▶ PROBLEM STATEMENT: Pictures in the records should not be copied, but every other part must be repeated exactly.

▶ SUPPLIED INFORMATION:
■ ■ ■ ■

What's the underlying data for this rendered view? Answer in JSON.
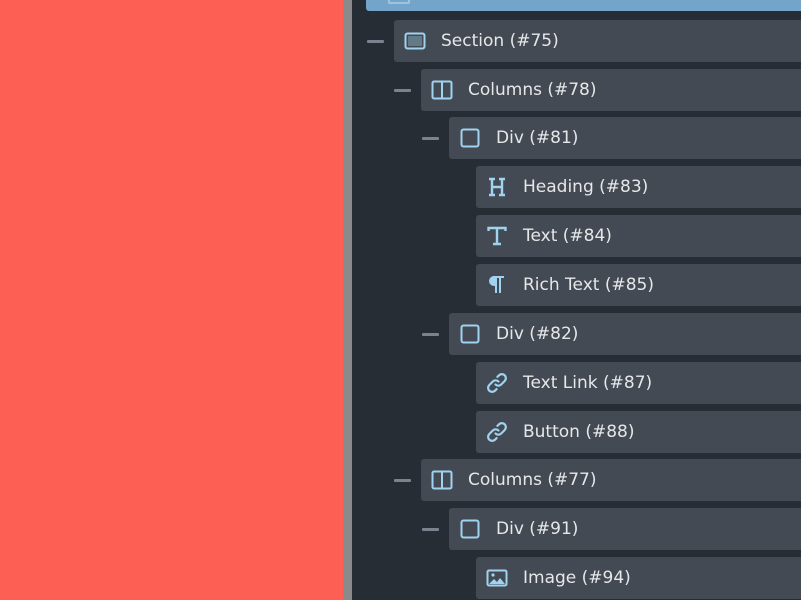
{
  "colors": {
    "canvas": "#fe5f55",
    "divider": "#8a8a8a",
    "panel": "#262d35",
    "row": "#444a53",
    "selected": "#72a5c9",
    "icon": "#9fd3ef",
    "text": "#e6e7e9"
  },
  "tree": {
    "items": [
      {
        "label": "Section (#75)",
        "icon": "section-icon"
      },
      {
        "label": "Columns (#78)",
        "icon": "columns-icon"
      },
      {
        "label": "Div (#81)",
        "icon": "div-icon"
      },
      {
        "label": "Heading (#83)",
        "icon": "heading-icon"
      },
      {
        "label": "Text (#84)",
        "icon": "text-icon"
      },
      {
        "label": "Rich Text (#85)",
        "icon": "rich-text-icon"
      },
      {
        "label": "Div (#82)",
        "icon": "div-icon"
      },
      {
        "label": "Text Link (#87)",
        "icon": "link-icon"
      },
      {
        "label": "Button (#88)",
        "icon": "link-icon"
      },
      {
        "label": "Columns (#77)",
        "icon": "columns-icon"
      },
      {
        "label": "Div (#91)",
        "icon": "div-icon"
      },
      {
        "label": "Image (#94)",
        "icon": "image-icon"
      }
    ]
  }
}
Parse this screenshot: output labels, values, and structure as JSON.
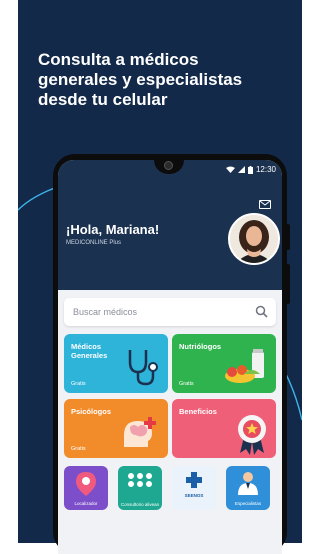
{
  "banner": {
    "headline": [
      "Consulta a médicos",
      "generales y especialistas",
      "desde tu celular"
    ]
  },
  "status_bar": {
    "time": "12:30"
  },
  "header": {
    "greeting": "¡Hola, Mariana!",
    "plan": "MEDICONLINE Plus"
  },
  "search": {
    "placeholder": "Buscar médicos"
  },
  "cards": [
    {
      "title": [
        "Médicos",
        "Generales"
      ],
      "tag": "Gratis",
      "color": "#2eb3d9",
      "icon": "stethoscope-icon"
    },
    {
      "title": [
        "Nutriólogos"
      ],
      "tag": "Gratis",
      "color": "#2fb34f",
      "icon": "fruit-icon"
    },
    {
      "title": [
        "Psicólogos"
      ],
      "tag": "Gratis",
      "color": "#f28c2b",
      "icon": "brain-icon"
    },
    {
      "title": [
        "Beneficios"
      ],
      "tag": "",
      "color": "#ef5f78",
      "icon": "award-ribbon-icon"
    }
  ],
  "minis": [
    {
      "label": "Localizador",
      "color": "#7d4ec9",
      "icon": "map-pin-icon"
    },
    {
      "label": "Consultorio alivean",
      "color": "#1ea891",
      "icon": "people-icon"
    },
    {
      "label": "SEENOS",
      "color": "#eaf2fb",
      "icon": "medical-cross-icon"
    },
    {
      "label": "Especialistas",
      "color": "#2f8fd8",
      "icon": "doctor-icon"
    }
  ]
}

■ ■ ■ ■

▶ OUTPUT:
What's the underlying data for this rendered view? Answer in JSON.
{
  "colors": {
    "canvas": "#fe5f55",
    "divider": "#8a8a8a",
    "panel": "#262d35",
    "row": "#444a53",
    "selected": "#72a5c9",
    "icon": "#9fd3ef",
    "text": "#e6e7e9"
  },
  "tree": {
    "items": [
      {
        "label": "Section (#75)",
        "icon": "section-icon"
      },
      {
        "label": "Columns (#78)",
        "icon": "columns-icon"
      },
      {
        "label": "Div (#81)",
        "icon": "div-icon"
      },
      {
        "label": "Heading (#83)",
        "icon": "heading-icon"
      },
      {
        "label": "Text (#84)",
        "icon": "text-icon"
      },
      {
        "label": "Rich Text (#85)",
        "icon": "rich-text-icon"
      },
      {
        "label": "Div (#82)",
        "icon": "div-icon"
      },
      {
        "label": "Text Link (#87)",
        "icon": "link-icon"
      },
      {
        "label": "Button (#88)",
        "icon": "link-icon"
      },
      {
        "label": "Columns (#77)",
        "icon": "columns-icon"
      },
      {
        "label": "Div (#91)",
        "icon": "div-icon"
      },
      {
        "label": "Image (#94)",
        "icon": "image-icon"
      }
    ]
  }
}
Parse this screenshot: output labels, values, and structure as JSON.
{
  "banner": {
    "headline": [
      "Consulta a médicos",
      "generales y especialistas",
      "desde tu celular"
    ]
  },
  "status_bar": {
    "time": "12:30"
  },
  "header": {
    "greeting": "¡Hola, Mariana!",
    "plan": "MEDICONLINE Plus"
  },
  "search": {
    "placeholder": "Buscar médicos"
  },
  "cards": [
    {
      "title": [
        "Médicos",
        "Generales"
      ],
      "tag": "Gratis",
      "color": "#2eb3d9",
      "icon": "stethoscope-icon"
    },
    {
      "title": [
        "Nutriólogos"
      ],
      "tag": "Gratis",
      "color": "#2fb34f",
      "icon": "fruit-icon"
    },
    {
      "title": [
        "Psicólogos"
      ],
      "tag": "Gratis",
      "color": "#f28c2b",
      "icon": "brain-icon"
    },
    {
      "title": [
        "Beneficios"
      ],
      "tag": "",
      "color": "#ef5f78",
      "icon": "award-ribbon-icon"
    }
  ],
  "minis": [
    {
      "label": "Localizador",
      "color": "#7d4ec9",
      "icon": "map-pin-icon"
    },
    {
      "label": "Consultorio alivean",
      "color": "#1ea891",
      "icon": "people-icon"
    },
    {
      "label": "SEENOS",
      "color": "#eaf2fb",
      "icon": "medical-cross-icon"
    },
    {
      "label": "Especialistas",
      "color": "#2f8fd8",
      "icon": "doctor-icon"
    }
  ]
}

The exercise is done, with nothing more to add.